==== Source document ====

A slightly different approach is used for drinks with low level of alcohol: the excise duty levied on
beer shall be fixed by reference either: (i) to the number of hectolitres/degrees plato or (ii) to the
number of hectolitres/degrees of actual alcoholic strength by volume of finished products. (Article 3
of the EU Directive).

The law provides for the reduced rates for independent small breweries within the corresponding
production limits as well as intermediate products; ethyl alcohol produced by small distilleries, etc.
Moreover, if privileges in the way of the reduced tax are granted for local small producers, they also
shall be granted to small producers in other Member States. The main idea behind such reduced
rates is to protect small producers provided that competition is not distorted. The Directive also
contains a list of exemptions from the excise tax depending on activity (for example, for scientific
research) and specific arrangements with Member States.

The Directive 92/84 sets rates for alcoholic beverages. The standard rate is determined at 550 Euro
per hectolitre of pure alcohol. However, Member States which apply to alcohol and alcoholic
beverages a rate of duty not exceeding 1 000 Euro per hectolitre of pure alcohol may not reduce
their national rate. In addition, Member States which apply to the said products a rate of duty
exceeding 1 000 Euro per hectolitre of pure alcohol may not reduce their national rate below 1 000
Euro.

Additionally, minimum rates are established for still and sparkling wines (0 Euro per hl); beer
(0,748 Euro per hl or 1,87 Euro per hl of finished product) and intermediate products (45 Euro per
hl).

==== Items ====

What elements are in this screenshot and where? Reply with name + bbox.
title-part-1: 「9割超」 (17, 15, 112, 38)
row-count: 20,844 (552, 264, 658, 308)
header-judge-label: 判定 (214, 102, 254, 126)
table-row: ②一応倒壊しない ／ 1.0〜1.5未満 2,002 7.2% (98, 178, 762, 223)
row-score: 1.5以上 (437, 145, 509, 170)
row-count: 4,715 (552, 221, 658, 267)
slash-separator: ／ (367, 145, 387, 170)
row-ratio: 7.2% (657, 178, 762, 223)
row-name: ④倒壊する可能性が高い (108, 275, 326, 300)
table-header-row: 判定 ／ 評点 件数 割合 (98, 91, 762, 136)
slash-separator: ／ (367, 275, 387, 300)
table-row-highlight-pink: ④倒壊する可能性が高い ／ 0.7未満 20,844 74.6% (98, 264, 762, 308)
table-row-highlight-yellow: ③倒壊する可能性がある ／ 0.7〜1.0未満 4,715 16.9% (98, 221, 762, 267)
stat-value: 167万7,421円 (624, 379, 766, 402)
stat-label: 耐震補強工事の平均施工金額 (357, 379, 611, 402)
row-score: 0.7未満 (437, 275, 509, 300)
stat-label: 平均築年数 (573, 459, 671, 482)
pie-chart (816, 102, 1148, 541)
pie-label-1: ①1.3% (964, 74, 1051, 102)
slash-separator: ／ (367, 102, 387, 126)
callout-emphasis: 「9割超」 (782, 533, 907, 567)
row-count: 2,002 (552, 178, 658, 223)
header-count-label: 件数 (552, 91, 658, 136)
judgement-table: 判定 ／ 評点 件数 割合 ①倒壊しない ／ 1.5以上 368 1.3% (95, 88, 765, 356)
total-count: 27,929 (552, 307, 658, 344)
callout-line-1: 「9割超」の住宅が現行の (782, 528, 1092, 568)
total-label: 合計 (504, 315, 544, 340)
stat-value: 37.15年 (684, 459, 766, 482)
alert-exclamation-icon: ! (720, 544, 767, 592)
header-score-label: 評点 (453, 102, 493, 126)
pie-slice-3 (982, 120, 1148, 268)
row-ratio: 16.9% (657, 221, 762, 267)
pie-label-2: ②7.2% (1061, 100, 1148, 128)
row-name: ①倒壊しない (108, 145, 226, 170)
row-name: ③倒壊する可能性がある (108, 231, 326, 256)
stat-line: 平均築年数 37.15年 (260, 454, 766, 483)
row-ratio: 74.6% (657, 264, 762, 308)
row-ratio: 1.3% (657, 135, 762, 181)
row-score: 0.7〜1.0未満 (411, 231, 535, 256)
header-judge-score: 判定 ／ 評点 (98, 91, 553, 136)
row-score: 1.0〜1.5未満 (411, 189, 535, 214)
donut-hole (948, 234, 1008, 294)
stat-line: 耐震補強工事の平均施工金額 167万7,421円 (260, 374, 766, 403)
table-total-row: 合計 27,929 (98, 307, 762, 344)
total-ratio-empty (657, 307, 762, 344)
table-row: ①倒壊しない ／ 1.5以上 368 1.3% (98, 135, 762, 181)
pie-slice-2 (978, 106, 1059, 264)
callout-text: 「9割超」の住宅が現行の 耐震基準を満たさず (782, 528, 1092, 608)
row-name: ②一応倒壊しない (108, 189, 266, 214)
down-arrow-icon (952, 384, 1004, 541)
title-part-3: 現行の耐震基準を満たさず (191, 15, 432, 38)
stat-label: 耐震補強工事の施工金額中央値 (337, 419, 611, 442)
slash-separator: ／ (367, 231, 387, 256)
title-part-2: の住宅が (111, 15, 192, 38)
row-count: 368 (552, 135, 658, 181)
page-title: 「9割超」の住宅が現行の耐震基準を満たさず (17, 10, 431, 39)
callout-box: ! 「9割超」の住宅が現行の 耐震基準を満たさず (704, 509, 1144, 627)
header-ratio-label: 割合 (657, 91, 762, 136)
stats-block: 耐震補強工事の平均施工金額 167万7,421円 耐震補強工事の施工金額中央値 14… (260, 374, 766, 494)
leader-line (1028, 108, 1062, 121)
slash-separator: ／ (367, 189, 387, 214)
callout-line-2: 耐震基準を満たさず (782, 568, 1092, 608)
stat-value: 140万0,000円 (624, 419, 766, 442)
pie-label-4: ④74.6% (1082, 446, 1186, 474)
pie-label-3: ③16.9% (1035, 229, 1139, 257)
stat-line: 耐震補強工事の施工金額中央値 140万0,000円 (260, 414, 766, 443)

====

* Task instructions *
1/ Reproduce verbatim part of the passage on alcohol excise duties: begin at the words "A slightly different" and stop after "small distilleries, etc.".
2/ Carry the passage on EU excise duties for alcohol forward from its last sentence.
The listing has no connection to the passage on EU alcohol excise duties.

* Solved problems *
1/
A slightly different approach is used for drinks with low level of alcohol: the excise duty levied on
beer shall be fixed by reference either: (i) to the number of hectolitres/degrees plato or (ii) to the
number of hectolitres/degrees of actual alcoholic strength by volume of finished products. (Article 3
of the EU Directive).

The law provides for the reduced rates for independent small breweries within the corresponding
production limits as well as intermediate products; ethyl alcohol produced by small distilleries, etc.

2/
                                                                                                   11
Mineral Oil

The Community law in this field was substantially amended in 2003 with adoption of the new
Directive 2003/96/EC of 27 October 2003 restructuring the Community framework for the taxation
of energy products and electricity. This law widened the application of excise tax not only to
mineral oils, but also to all energy products including coal, natural gas and electricity. It aims
primarily at reducing the distortion of competition for energy products among the Member States of
the EU. The Directive introduced the principle that energy products shall be taxed only when used
as fuel or for heating, but not when used as raw materials, or in chemical reductions or in
electrolytic or metallurgical processes.

According to Article 7.2 of the law, Member States may differentiate between commercial and non-
commercial use of gas oil used as propellant, provided that the Community minimum levels are
observed and the rate for commercial gas oil used as propellant does not fall below the national
level of taxation in force on 1 January 2003. Commercial gas oil used as propellant “shall mean
the usage of gas oil for (i) the carriage of goods for hire or reward, or on own account, by motor
vehicles or articulated vehicle combinations intended exclusively for the carriage of goods by road
and with a maximum permissible gross laden weight of not less than 7,5 tons and (ii) the carriage
of passengers, whether by regular or occasional service, by a motor vehicle of category M2 or
category M3, as defined in Council Directive 70/156/EEC of 6 February 1970 on the approximation
of the laws of the Member States relating to the type-approval of motor vehicles and their trailers”.

At the same time, energy products used in stationary engines and for agricultural purposes will be
normally taxed at lower levels than the fuel used in motor cars.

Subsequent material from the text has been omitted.